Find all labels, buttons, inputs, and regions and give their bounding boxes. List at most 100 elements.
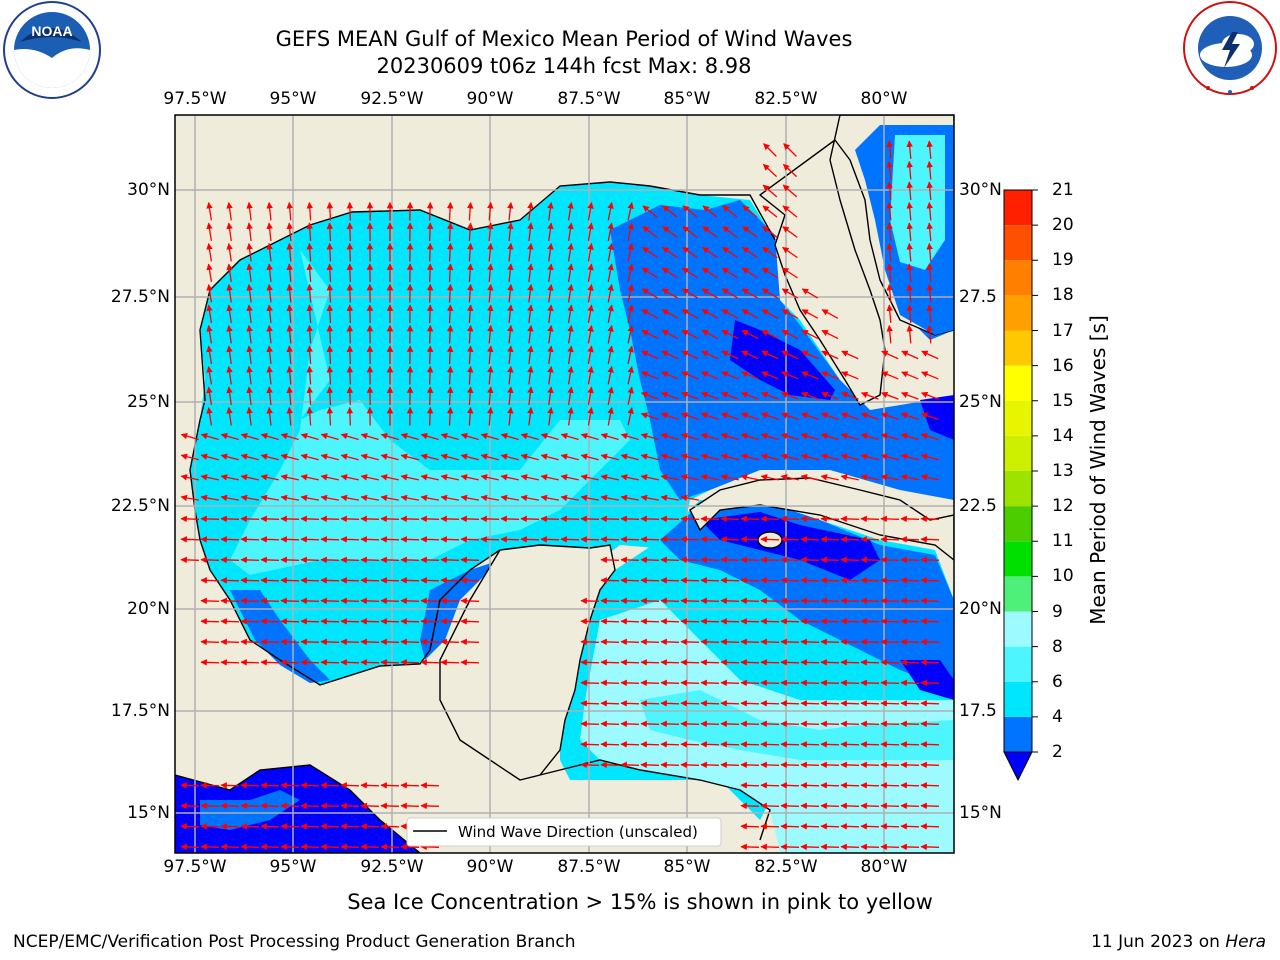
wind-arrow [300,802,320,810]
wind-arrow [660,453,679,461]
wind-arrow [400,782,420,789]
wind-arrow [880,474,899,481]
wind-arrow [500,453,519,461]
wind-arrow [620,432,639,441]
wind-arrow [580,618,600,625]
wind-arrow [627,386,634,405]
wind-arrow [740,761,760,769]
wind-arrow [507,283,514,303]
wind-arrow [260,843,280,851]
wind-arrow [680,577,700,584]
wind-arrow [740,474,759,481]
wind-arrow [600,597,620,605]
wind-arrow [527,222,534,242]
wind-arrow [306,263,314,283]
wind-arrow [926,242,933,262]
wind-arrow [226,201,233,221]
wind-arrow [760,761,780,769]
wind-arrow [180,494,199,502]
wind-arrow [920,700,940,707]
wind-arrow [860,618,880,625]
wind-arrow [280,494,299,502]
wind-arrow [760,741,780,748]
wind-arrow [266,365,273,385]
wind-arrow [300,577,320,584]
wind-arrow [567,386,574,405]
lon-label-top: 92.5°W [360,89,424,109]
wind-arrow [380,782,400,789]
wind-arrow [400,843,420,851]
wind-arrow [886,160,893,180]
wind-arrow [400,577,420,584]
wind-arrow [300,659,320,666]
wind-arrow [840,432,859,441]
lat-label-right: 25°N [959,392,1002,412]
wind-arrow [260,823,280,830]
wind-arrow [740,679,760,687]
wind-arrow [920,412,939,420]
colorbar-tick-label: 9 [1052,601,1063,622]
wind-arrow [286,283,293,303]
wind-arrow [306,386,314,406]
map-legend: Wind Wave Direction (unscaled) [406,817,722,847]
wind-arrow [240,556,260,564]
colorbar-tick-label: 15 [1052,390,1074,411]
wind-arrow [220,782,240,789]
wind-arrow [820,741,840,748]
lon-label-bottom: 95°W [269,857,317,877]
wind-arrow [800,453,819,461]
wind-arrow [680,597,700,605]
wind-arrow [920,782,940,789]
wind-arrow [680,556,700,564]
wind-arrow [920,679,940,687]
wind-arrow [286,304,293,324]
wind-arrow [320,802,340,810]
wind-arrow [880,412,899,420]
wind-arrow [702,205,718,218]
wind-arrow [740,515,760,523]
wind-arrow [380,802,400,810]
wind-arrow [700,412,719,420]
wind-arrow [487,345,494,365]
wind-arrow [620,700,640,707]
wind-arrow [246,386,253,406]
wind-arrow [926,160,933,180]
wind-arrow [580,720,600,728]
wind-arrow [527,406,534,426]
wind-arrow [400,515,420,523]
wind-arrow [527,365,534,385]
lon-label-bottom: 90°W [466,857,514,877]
--------------------------------
* Directive *
Return every line in the items above that contains the string "colorbar", treating the match as case-sensitive.

* Task solution *
colorbar-tick-label: 9 [1052,601,1063,622]
colorbar-tick-label: 15 [1052,390,1074,411]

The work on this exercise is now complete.